Challenge:
Identify the lines that contain the word "this" and copy each one.

—————

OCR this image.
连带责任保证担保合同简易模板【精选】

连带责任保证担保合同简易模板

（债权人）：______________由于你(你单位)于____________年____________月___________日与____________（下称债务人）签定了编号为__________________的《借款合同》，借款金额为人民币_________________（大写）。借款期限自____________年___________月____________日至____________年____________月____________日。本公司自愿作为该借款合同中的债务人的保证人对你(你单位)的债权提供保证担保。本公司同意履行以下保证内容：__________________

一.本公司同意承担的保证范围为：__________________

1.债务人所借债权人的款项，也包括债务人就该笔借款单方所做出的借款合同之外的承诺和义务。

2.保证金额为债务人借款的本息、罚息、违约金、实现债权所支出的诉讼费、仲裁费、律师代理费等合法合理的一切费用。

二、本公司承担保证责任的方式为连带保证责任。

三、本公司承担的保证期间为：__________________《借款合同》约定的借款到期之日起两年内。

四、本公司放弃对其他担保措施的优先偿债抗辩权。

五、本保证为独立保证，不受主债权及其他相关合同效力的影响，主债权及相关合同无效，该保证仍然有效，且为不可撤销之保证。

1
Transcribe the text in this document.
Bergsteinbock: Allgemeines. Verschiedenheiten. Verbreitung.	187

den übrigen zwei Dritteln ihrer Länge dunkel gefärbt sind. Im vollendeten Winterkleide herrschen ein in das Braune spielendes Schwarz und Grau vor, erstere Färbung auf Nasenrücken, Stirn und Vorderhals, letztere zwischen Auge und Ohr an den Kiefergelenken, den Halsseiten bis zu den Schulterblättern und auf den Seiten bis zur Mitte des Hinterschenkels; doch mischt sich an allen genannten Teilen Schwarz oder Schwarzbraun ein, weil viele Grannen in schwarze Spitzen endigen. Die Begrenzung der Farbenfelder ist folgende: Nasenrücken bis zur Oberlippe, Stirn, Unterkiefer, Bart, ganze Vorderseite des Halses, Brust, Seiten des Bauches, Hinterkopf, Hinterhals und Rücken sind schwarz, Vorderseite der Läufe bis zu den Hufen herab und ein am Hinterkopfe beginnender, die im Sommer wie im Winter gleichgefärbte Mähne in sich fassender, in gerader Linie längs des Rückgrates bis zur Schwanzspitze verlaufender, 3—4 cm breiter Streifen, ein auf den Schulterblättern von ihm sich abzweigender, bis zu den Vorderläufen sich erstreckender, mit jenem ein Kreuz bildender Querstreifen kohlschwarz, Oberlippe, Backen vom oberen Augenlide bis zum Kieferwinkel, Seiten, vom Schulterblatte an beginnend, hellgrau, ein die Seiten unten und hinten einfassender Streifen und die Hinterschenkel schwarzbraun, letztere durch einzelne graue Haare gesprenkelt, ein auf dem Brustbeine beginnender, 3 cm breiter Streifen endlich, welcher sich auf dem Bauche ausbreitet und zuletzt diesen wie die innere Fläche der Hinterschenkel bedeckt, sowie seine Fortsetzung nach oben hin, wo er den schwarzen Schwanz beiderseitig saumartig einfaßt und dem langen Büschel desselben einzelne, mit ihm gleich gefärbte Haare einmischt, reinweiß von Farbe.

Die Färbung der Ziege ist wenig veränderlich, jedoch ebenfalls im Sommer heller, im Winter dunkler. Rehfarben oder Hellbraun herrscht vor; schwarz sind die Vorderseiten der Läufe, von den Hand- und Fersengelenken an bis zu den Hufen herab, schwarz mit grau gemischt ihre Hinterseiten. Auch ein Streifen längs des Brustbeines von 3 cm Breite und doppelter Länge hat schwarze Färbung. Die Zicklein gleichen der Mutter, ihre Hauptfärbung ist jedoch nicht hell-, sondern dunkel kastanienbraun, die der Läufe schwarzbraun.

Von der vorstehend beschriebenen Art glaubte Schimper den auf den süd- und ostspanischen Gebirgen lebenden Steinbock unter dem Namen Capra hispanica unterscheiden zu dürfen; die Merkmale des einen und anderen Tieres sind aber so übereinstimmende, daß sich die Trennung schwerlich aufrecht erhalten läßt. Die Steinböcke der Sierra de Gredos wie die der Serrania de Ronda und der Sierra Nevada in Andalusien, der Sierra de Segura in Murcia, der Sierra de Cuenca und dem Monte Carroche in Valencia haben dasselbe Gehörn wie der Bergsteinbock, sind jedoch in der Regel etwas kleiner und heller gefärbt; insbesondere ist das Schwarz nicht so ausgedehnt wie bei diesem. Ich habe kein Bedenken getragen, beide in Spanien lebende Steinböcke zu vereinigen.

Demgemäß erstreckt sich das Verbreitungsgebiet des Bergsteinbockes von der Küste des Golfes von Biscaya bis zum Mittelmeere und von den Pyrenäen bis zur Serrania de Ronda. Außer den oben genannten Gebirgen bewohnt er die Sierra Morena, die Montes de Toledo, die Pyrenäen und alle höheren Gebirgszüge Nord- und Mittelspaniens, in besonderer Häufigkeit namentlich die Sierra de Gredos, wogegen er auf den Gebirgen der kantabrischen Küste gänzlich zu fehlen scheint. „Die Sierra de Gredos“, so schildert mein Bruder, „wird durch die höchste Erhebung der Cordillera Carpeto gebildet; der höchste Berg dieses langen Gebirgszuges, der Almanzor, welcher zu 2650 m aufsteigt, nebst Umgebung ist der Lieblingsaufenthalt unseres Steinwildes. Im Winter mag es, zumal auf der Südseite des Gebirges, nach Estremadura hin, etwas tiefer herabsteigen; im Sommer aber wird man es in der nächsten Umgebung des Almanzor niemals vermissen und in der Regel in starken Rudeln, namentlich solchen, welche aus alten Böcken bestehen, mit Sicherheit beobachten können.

—————

Complete output:
OCR this image.
Transcribe the text in this document.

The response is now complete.